◆ **Excerpted records**
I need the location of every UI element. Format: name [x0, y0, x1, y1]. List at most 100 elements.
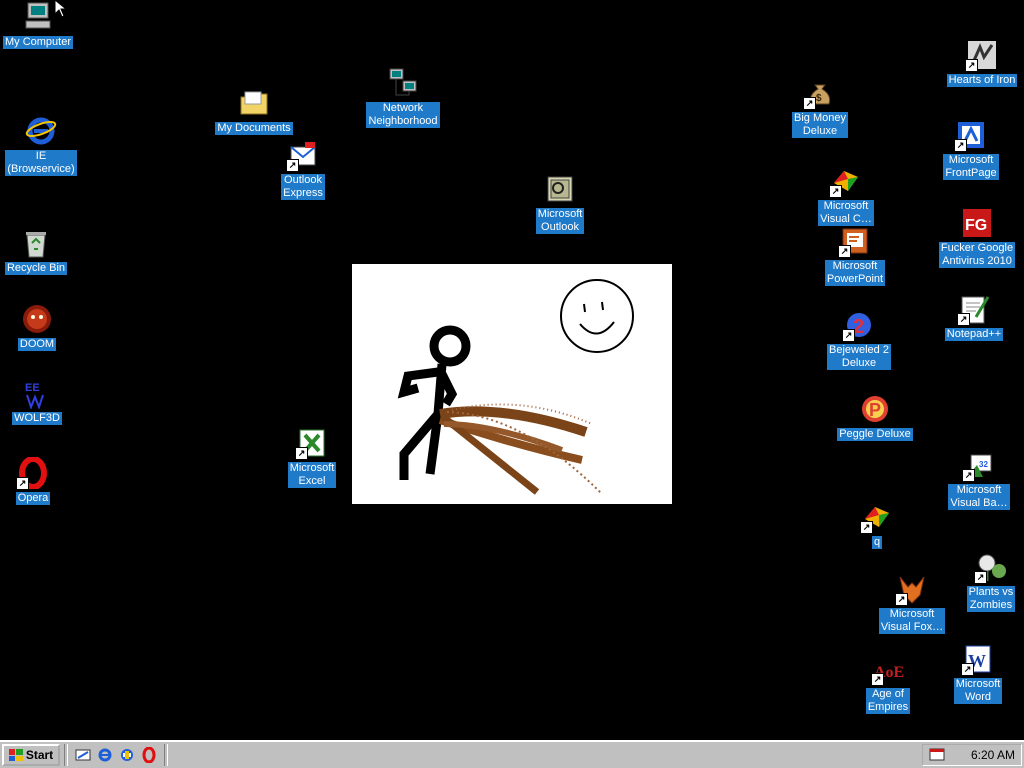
icon-label: Plants vs Zombies: [966, 586, 1016, 612]
tray-scheduler-icon[interactable]: [929, 746, 945, 765]
icon-label: Microsoft Visual Ba…: [948, 484, 1010, 510]
start-button[interactable]: Start: [2, 744, 60, 766]
desktop-icon-age-of-empires[interactable]: AoE ↗ Age of Empires: [843, 652, 933, 714]
shortcut-arrow-icon: ↗: [871, 673, 884, 686]
desktop-icon-microsoft-outlook[interactable]: Microsoft Outlook: [515, 172, 605, 234]
hearts-of-iron-icon: ↗: [965, 38, 999, 72]
desktop-icon-visual-fox[interactable]: ↗ Microsoft Visual Fox…: [867, 572, 957, 634]
quicklaunch-ie-icon[interactable]: [95, 745, 115, 765]
svg-text:$: $: [816, 93, 822, 104]
outlook-express-icon: ↗: [286, 138, 320, 172]
desktop-icon-frontpage[interactable]: ↗ Microsoft FrontPage: [926, 118, 1016, 180]
excel-icon: ↗: [295, 426, 329, 460]
notepadpp-icon: ↗: [957, 292, 991, 326]
icon-label: Outlook Express: [281, 174, 325, 200]
stick-figure-painting: [352, 264, 672, 504]
bejeweled-icon: 2 ↗: [842, 308, 876, 342]
shortcut-arrow-icon: ↗: [974, 571, 987, 584]
icon-label: Recycle Bin: [4, 262, 68, 275]
clock[interactable]: 6:20 AM: [971, 748, 1015, 762]
shortcut-arrow-icon: ↗: [286, 159, 299, 172]
svg-text:FG: FG: [965, 217, 987, 234]
shortcut-arrow-icon: ↗: [803, 97, 816, 110]
icon-label: Microsoft Excel: [287, 462, 337, 488]
desktop-icon-big-money[interactable]: $ ↗ Big Money Deluxe: [775, 76, 865, 138]
desktop-icon-plants-vs-zombies[interactable]: ↗ Plants vs Zombies: [946, 550, 1024, 612]
desktop-icon-wolf3d[interactable]: EE WOLF3D: [0, 376, 82, 425]
quicklaunch-opera-icon[interactable]: [139, 745, 159, 765]
icon-label: q: [871, 536, 883, 549]
recycle-bin-icon: [19, 226, 53, 260]
shortcut-arrow-icon: ↗: [965, 59, 978, 72]
icon-label: Microsoft Visual Fox…: [878, 608, 946, 634]
visual-c-icon: ↗: [829, 164, 863, 198]
desktop-icon-peggle[interactable]: P Peggle Deluxe: [830, 392, 920, 441]
desktop-icon-visual-c[interactable]: ↗ Microsoft Visual C…: [801, 164, 891, 226]
desktop-icon-q[interactable]: ↗ q: [832, 500, 922, 549]
shortcut-arrow-icon: ↗: [842, 329, 855, 342]
icon-label: Microsoft Visual C…: [818, 200, 874, 226]
opera-icon: ↗: [16, 456, 50, 490]
desktop-icon-my-computer[interactable]: My Computer: [0, 0, 83, 49]
icon-label: Fucker Google Antivirus 2010: [938, 242, 1016, 268]
icon-label: Network Neighborhood: [366, 102, 440, 128]
icon-label: Microsoft Word: [953, 678, 1003, 704]
quicklaunch-show-desktop-icon[interactable]: [73, 745, 93, 765]
desktop-icon-network-neighborhood[interactable]: Network Neighborhood: [358, 66, 448, 128]
desktop-icon-hearts-of-iron[interactable]: ↗ Hearts of Iron: [937, 38, 1024, 87]
icon-label: IE (Browservice): [5, 150, 77, 176]
desktop-icon-microsoft-excel[interactable]: ↗ Microsoft Excel: [267, 426, 357, 488]
desktop-icon-notepadpp[interactable]: ↗ Notepad++: [929, 292, 1019, 341]
svg-text:32: 32: [979, 460, 988, 469]
network-icon: [386, 66, 420, 100]
taskbar: Start 6:20 AM: [0, 740, 1024, 768]
icon-label: Microsoft FrontPage: [943, 154, 999, 180]
desktop-icon-powerpoint[interactable]: ↗ Microsoft PowerPoint: [810, 224, 900, 286]
shortcut-arrow-icon: ↗: [829, 185, 842, 198]
svg-text:EE: EE: [25, 382, 40, 394]
powerpoint-icon: ↗: [838, 224, 872, 258]
folder-icon: [237, 86, 271, 120]
icon-label: My Computer: [2, 36, 74, 49]
shortcut-arrow-icon: ↗: [16, 477, 29, 490]
start-label: Start: [25, 748, 54, 762]
word-icon: W ↗: [961, 642, 995, 676]
icon-label: Opera: [15, 492, 51, 505]
age-of-empires-icon: AoE ↗: [871, 652, 905, 686]
frontpage-icon: ↗: [954, 118, 988, 152]
desktop-icon-opera[interactable]: ↗ Opera: [0, 456, 78, 505]
visual-studio-icon: ↗: [860, 500, 894, 534]
shortcut-arrow-icon: ↗: [895, 593, 908, 606]
icon-label: Age of Empires: [865, 688, 911, 714]
icon-label: WOLF3D: [12, 412, 62, 425]
desktop-icon-antivirus[interactable]: FG Fucker Google Antivirus 2010: [932, 206, 1022, 268]
windows-logo-icon: [8, 749, 23, 761]
desktop-icon-bejeweled[interactable]: 2 ↗ Bejeweled 2 Deluxe: [814, 308, 904, 370]
svg-text:P: P: [869, 400, 881, 420]
computer-icon: [21, 0, 55, 34]
desktop-icon-doom[interactable]: DOOM: [0, 302, 82, 351]
wolf3d-icon: EE: [20, 376, 54, 410]
shortcut-arrow-icon: ↗: [954, 139, 967, 152]
desktop-icon-visual-basic[interactable]: 32 ↗ Microsoft Visual Ba…: [934, 448, 1024, 510]
shortcut-arrow-icon: ↗: [295, 447, 308, 460]
shortcut-arrow-icon: ↗: [962, 469, 975, 482]
desktop-icon-word[interactable]: W ↗ Microsoft Word: [933, 642, 1023, 704]
peggle-icon: P: [858, 392, 892, 426]
taskbar-separator: [164, 744, 168, 766]
icon-label: Microsoft PowerPoint: [824, 260, 886, 286]
icon-label: Microsoft Outlook: [535, 208, 585, 234]
antivirus-icon: FG: [960, 206, 994, 240]
quicklaunch-channels-icon[interactable]: [117, 745, 137, 765]
icon-label: Big Money Deluxe: [792, 112, 848, 138]
icon-label: My Documents: [215, 122, 293, 135]
desktop-icon-outlook-express[interactable]: ↗ Outlook Express: [258, 138, 348, 200]
desktop-icon-my-documents[interactable]: My Documents: [209, 86, 299, 135]
shortcut-arrow-icon: ↗: [957, 313, 970, 326]
desktop-icon-ie[interactable]: IE (Browservice): [0, 114, 86, 176]
mouse-pointer-icon: [54, 0, 68, 21]
shortcut-arrow-icon: ↗: [961, 663, 974, 676]
icon-label: DOOM: [17, 338, 57, 351]
outlook-icon: [543, 172, 577, 206]
desktop-icon-recycle-bin[interactable]: Recycle Bin: [0, 226, 81, 275]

◆ **Your assignment**
Leave the pictures out, and print every line of the listing exactly as written.

◆ **Expected answer**
I need the location of every UI element. Format: name [x0, y0, x1, y1]. List at most 100 elements.
icon-label: Plants vs Zombies: [966, 586, 1016, 612]
tray-scheduler-icon[interactable]: [929, 746, 945, 765]
icon-label: Microsoft Visual Ba…: [948, 484, 1010, 510]
start-button[interactable]: Start: [2, 744, 60, 766]
desktop-icon-age-of-empires[interactable]: AoE ↗ Age of Empires: [843, 652, 933, 714]
shortcut-arrow-icon: ↗: [871, 673, 884, 686]
desktop-icon-microsoft-outlook[interactable]: Microsoft Outlook: [515, 172, 605, 234]
hearts-of-iron-icon: ↗: [965, 38, 999, 72]
desktop-icon-visual-fox[interactable]: ↗ Microsoft Visual Fox…: [867, 572, 957, 634]
quicklaunch-ie-icon[interactable]: [95, 745, 115, 765]
svg-text:$: $: [816, 93, 822, 104]
outlook-express-icon: ↗: [286, 138, 320, 172]
desktop-icon-frontpage[interactable]: ↗ Microsoft FrontPage: [926, 118, 1016, 180]
excel-icon: ↗: [295, 426, 329, 460]
notepadpp-icon: ↗: [957, 292, 991, 326]
icon-label: Outlook Express: [281, 174, 325, 200]
stick-figure-painting: [352, 264, 672, 504]
bejeweled-icon: 2 ↗: [842, 308, 876, 342]
shortcut-arrow-icon: ↗: [974, 571, 987, 584]
icon-label: Recycle Bin: [4, 262, 68, 275]
clock[interactable]: 6:20 AM: [971, 748, 1015, 762]
shortcut-arrow-icon: ↗: [286, 159, 299, 172]
svg-text:FG: FG: [965, 217, 987, 234]
shortcut-arrow-icon: ↗: [803, 97, 816, 110]
icon-label: Microsoft Excel: [287, 462, 337, 488]
desktop-icon-big-money[interactable]: $ ↗ Big Money Deluxe: [775, 76, 865, 138]
desktop-icon-plants-vs-zombies[interactable]: ↗ Plants vs Zombies: [946, 550, 1024, 612]
desktop-icon-wolf3d[interactable]: EE WOLF3D: [0, 376, 82, 425]
quicklaunch-opera-icon[interactable]: [139, 745, 159, 765]
icon-label: q: [871, 536, 883, 549]
recycle-bin-icon: [19, 226, 53, 260]
shortcut-arrow-icon: ↗: [965, 59, 978, 72]
icon-label: Microsoft Visual Fox…: [878, 608, 946, 634]
visual-c-icon: ↗: [829, 164, 863, 198]
desktop-icon-peggle[interactable]: P Peggle Deluxe: [830, 392, 920, 441]
desktop-icon-visual-c[interactable]: ↗ Microsoft Visual C…: [801, 164, 891, 226]
desktop-icon-q[interactable]: ↗ q: [832, 500, 922, 549]
shortcut-arrow-icon: ↗: [842, 329, 855, 342]
icon-label: Microsoft Visual C…: [818, 200, 874, 226]
opera-icon: ↗: [16, 456, 50, 490]
desktop-icon-my-computer[interactable]: My Computer: [0, 0, 83, 49]
icon-label: Fucker Google Antivirus 2010: [938, 242, 1016, 268]
icon-label: Network Neighborhood: [366, 102, 440, 128]
icon-label: Microsoft Word: [953, 678, 1003, 704]
quicklaunch-show-desktop-icon[interactable]: [73, 745, 93, 765]
desktop-icon-network-neighborhood[interactable]: Network Neighborhood: [358, 66, 448, 128]
desktop-icon-hearts-of-iron[interactable]: ↗ Hearts of Iron: [937, 38, 1024, 87]
icon-label: IE (Browservice): [5, 150, 77, 176]
desktop-icon-microsoft-excel[interactable]: ↗ Microsoft Excel: [267, 426, 357, 488]
desktop-icon-notepadpp[interactable]: ↗ Notepad++: [929, 292, 1019, 341]
svg-text:32: 32: [979, 460, 988, 469]
network-icon: [386, 66, 420, 100]
taskbar: Start 6:20 AM: [0, 740, 1024, 768]
icon-label: Microsoft FrontPage: [943, 154, 999, 180]
desktop-icon-powerpoint[interactable]: ↗ Microsoft PowerPoint: [810, 224, 900, 286]
shortcut-arrow-icon: ↗: [829, 185, 842, 198]
svg-text:EE: EE: [25, 382, 40, 394]
powerpoint-icon: ↗: [838, 224, 872, 258]
folder-icon: [237, 86, 271, 120]
icon-label: My Computer: [2, 36, 74, 49]
shortcut-arrow-icon: ↗: [16, 477, 29, 490]
start-label: Start: [25, 748, 54, 762]
word-icon: W ↗: [961, 642, 995, 676]
icon-label: Opera: [15, 492, 51, 505]
age-of-empires-icon: AoE ↗: [871, 652, 905, 686]
frontpage-icon: ↗: [954, 118, 988, 152]
desktop-icon-opera[interactable]: ↗ Opera: [0, 456, 78, 505]
visual-studio-icon: ↗: [860, 500, 894, 534]
shortcut-arrow-icon: ↗: [895, 593, 908, 606]
icon-label: Age of Empires: [865, 688, 911, 714]
icon-label: WOLF3D: [12, 412, 62, 425]
desktop-icon-antivirus[interactable]: FG Fucker Google Antivirus 2010: [932, 206, 1022, 268]
windows-logo-icon: [8, 749, 23, 761]
desktop-icon-bejeweled[interactable]: 2 ↗ Bejeweled 2 Deluxe: [814, 308, 904, 370]
svg-text:P: P: [869, 400, 881, 420]
computer-icon: [21, 0, 55, 34]
desktop-icon-doom[interactable]: DOOM: [0, 302, 82, 351]
wolf3d-icon: EE: [20, 376, 54, 410]
shortcut-arrow-icon: ↗: [954, 139, 967, 152]
desktop-icon-visual-basic[interactable]: 32 ↗ Microsoft Visual Ba…: [934, 448, 1024, 510]
shortcut-arrow-icon: ↗: [295, 447, 308, 460]
shortcut-arrow-icon: ↗: [962, 469, 975, 482]
desktop-icon-word[interactable]: W ↗ Microsoft Word: [933, 642, 1023, 704]
peggle-icon: P: [858, 392, 892, 426]
taskbar-separator: [164, 744, 168, 766]
icon-label: Microsoft PowerPoint: [824, 260, 886, 286]
icon-label: Microsoft Outlook: [535, 208, 585, 234]
antivirus-icon: FG: [960, 206, 994, 240]
quicklaunch-channels-icon[interactable]: [117, 745, 137, 765]
icon-label: Big Money Deluxe: [792, 112, 848, 138]
icon-label: My Documents: [215, 122, 293, 135]
desktop-icon-outlook-express[interactable]: ↗ Outlook Express: [258, 138, 348, 200]
desktop-icon-my-documents[interactable]: My Documents: [209, 86, 299, 135]
shortcut-arrow-icon: ↗: [957, 313, 970, 326]
desktop-icon-ie[interactable]: IE (Browservice): [0, 114, 86, 176]
mouse-pointer-icon: [54, 0, 68, 21]
shortcut-arrow-icon: ↗: [961, 663, 974, 676]
icon-label: DOOM: [17, 338, 57, 351]
outlook-icon: [543, 172, 577, 206]
desktop-icon-recycle-bin[interactable]: Recycle Bin: [0, 226, 81, 275]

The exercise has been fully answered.